• DATASET CONTENT
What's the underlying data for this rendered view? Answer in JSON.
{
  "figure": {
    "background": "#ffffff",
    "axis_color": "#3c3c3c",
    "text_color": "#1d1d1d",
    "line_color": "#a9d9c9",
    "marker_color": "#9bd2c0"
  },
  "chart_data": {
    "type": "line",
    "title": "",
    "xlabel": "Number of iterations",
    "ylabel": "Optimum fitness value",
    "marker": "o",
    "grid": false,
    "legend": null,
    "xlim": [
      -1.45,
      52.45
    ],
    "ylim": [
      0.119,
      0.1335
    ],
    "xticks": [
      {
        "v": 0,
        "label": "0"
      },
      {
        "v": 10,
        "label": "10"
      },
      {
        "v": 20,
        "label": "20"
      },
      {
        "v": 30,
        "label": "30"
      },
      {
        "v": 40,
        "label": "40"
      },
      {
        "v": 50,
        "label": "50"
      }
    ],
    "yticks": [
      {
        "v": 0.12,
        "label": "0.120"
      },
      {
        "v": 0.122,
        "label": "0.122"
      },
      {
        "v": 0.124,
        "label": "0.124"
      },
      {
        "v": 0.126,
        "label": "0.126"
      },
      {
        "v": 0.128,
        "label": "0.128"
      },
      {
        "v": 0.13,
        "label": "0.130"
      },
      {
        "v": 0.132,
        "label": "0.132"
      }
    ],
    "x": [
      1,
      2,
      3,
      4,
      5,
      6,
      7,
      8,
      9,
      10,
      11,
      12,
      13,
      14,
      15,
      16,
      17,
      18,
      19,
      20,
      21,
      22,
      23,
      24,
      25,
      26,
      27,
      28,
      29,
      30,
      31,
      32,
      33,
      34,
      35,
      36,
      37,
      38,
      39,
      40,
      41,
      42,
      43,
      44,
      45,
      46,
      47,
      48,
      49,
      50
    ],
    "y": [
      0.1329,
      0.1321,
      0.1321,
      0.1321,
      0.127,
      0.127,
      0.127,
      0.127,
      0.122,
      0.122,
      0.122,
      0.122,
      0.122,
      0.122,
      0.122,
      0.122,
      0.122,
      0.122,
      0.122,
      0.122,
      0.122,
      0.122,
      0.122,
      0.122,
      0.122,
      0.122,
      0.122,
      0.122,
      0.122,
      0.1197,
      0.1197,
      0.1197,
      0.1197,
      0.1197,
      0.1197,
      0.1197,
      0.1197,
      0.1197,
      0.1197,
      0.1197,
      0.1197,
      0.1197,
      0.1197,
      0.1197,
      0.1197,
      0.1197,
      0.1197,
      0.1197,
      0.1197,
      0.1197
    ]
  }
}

• SHORT PROBLEM
Print all of the entries exactly as they appear.

• RESULT OF THIS EXERCISE
What's the underlying data for this rendered view? Answer in JSON.
{
  "figure": {
    "background": "#ffffff",
    "axis_color": "#3c3c3c",
    "text_color": "#1d1d1d",
    "line_color": "#a9d9c9",
    "marker_color": "#9bd2c0"
  },
  "chart_data": {
    "type": "line",
    "title": "",
    "xlabel": "Number of iterations",
    "ylabel": "Optimum fitness value",
    "marker": "o",
    "grid": false,
    "legend": null,
    "xlim": [
      -1.45,
      52.45
    ],
    "ylim": [
      0.119,
      0.1335
    ],
    "xticks": [
      {
        "v": 0,
        "label": "0"
      },
      {
        "v": 10,
        "label": "10"
      },
      {
        "v": 20,
        "label": "20"
      },
      {
        "v": 30,
        "label": "30"
      },
      {
        "v": 40,
        "label": "40"
      },
      {
        "v": 50,
        "label": "50"
      }
    ],
    "yticks": [
      {
        "v": 0.12,
        "label": "0.120"
      },
      {
        "v": 0.122,
        "label": "0.122"
      },
      {
        "v": 0.124,
        "label": "0.124"
      },
      {
        "v": 0.126,
        "label": "0.126"
      },
      {
        "v": 0.128,
        "label": "0.128"
      },
      {
        "v": 0.13,
        "label": "0.130"
      },
      {
        "v": 0.132,
        "label": "0.132"
      }
    ],
    "x": [
      1,
      2,
      3,
      4,
      5,
      6,
      7,
      8,
      9,
      10,
      11,
      12,
      13,
      14,
      15,
      16,
      17,
      18,
      19,
      20,
      21,
      22,
      23,
      24,
      25,
      26,
      27,
      28,
      29,
      30,
      31,
      32,
      33,
      34,
      35,
      36,
      37,
      38,
      39,
      40,
      41,
      42,
      43,
      44,
      45,
      46,
      47,
      48,
      49,
      50
    ],
    "y": [
      0.1329,
      0.1321,
      0.1321,
      0.1321,
      0.127,
      0.127,
      0.127,
      0.127,
      0.122,
      0.122,
      0.122,
      0.122,
      0.122,
      0.122,
      0.122,
      0.122,
      0.122,
      0.122,
      0.122,
      0.122,
      0.122,
      0.122,
      0.122,
      0.122,
      0.122,
      0.122,
      0.122,
      0.122,
      0.122,
      0.1197,
      0.1197,
      0.1197,
      0.1197,
      0.1197,
      0.1197,
      0.1197,
      0.1197,
      0.1197,
      0.1197,
      0.1197,
      0.1197,
      0.1197,
      0.1197,
      0.1197,
      0.1197,
      0.1197,
      0.1197,
      0.1197,
      0.1197,
      0.1197
    ]
  }
}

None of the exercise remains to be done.